═══ Source records ═══

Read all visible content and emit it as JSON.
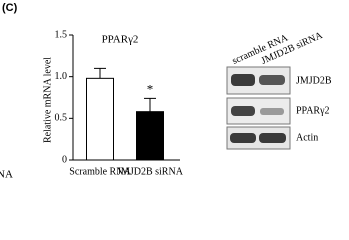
{
  "panel_label": "(C)",
  "edge_text": "NA",
  "chart_data": {
    "type": "bar",
    "title": "PPARγ2",
    "y_label": "Relative mRNA level",
    "categories": [
      "Scramble RNA",
      "JMJD2B siRNA"
    ],
    "values": [
      0.98,
      0.58
    ],
    "errors": [
      0.12,
      0.16
    ],
    "colors": [
      "#ffffff",
      "#000000"
    ],
    "annotations": [
      {
        "category": 1,
        "text": "*"
      }
    ],
    "ylim": [
      0,
      1.5
    ],
    "yticks": [
      0,
      0.5,
      {
        "value": 1,
        "label": "1.0"
      },
      1.5
    ],
    "grid": false
  },
  "blot": {
    "columns": [
      "scramble RNA",
      "JMJD2B siRNA"
    ],
    "rows": [
      "JMJD2B",
      "PPARγ2",
      "Actin"
    ]
  }
}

═══

### Assignment
Give the entries again word for word, but skip the pictures.

### Result for this task
Read all visible content and emit it as JSON.
{
  "panel_label": "(C)",
  "edge_text": "NA",
  "chart_data": {
    "type": "bar",
    "title": "PPARγ2",
    "y_label": "Relative mRNA level",
    "categories": [
      "Scramble RNA",
      "JMJD2B siRNA"
    ],
    "values": [
      0.98,
      0.58
    ],
    "errors": [
      0.12,
      0.16
    ],
    "colors": [
      "#ffffff",
      "#000000"
    ],
    "annotations": [
      {
        "category": 1,
        "text": "*"
      }
    ],
    "ylim": [
      0,
      1.5
    ],
    "yticks": [
      0,
      0.5,
      {
        "value": 1,
        "label": "1.0"
      },
      1.5
    ],
    "grid": false
  },
  "blot": {
    "columns": [
      "scramble RNA",
      "JMJD2B siRNA"
    ],
    "rows": [
      "JMJD2B",
      "PPARγ2",
      "Actin"
    ]
  }
}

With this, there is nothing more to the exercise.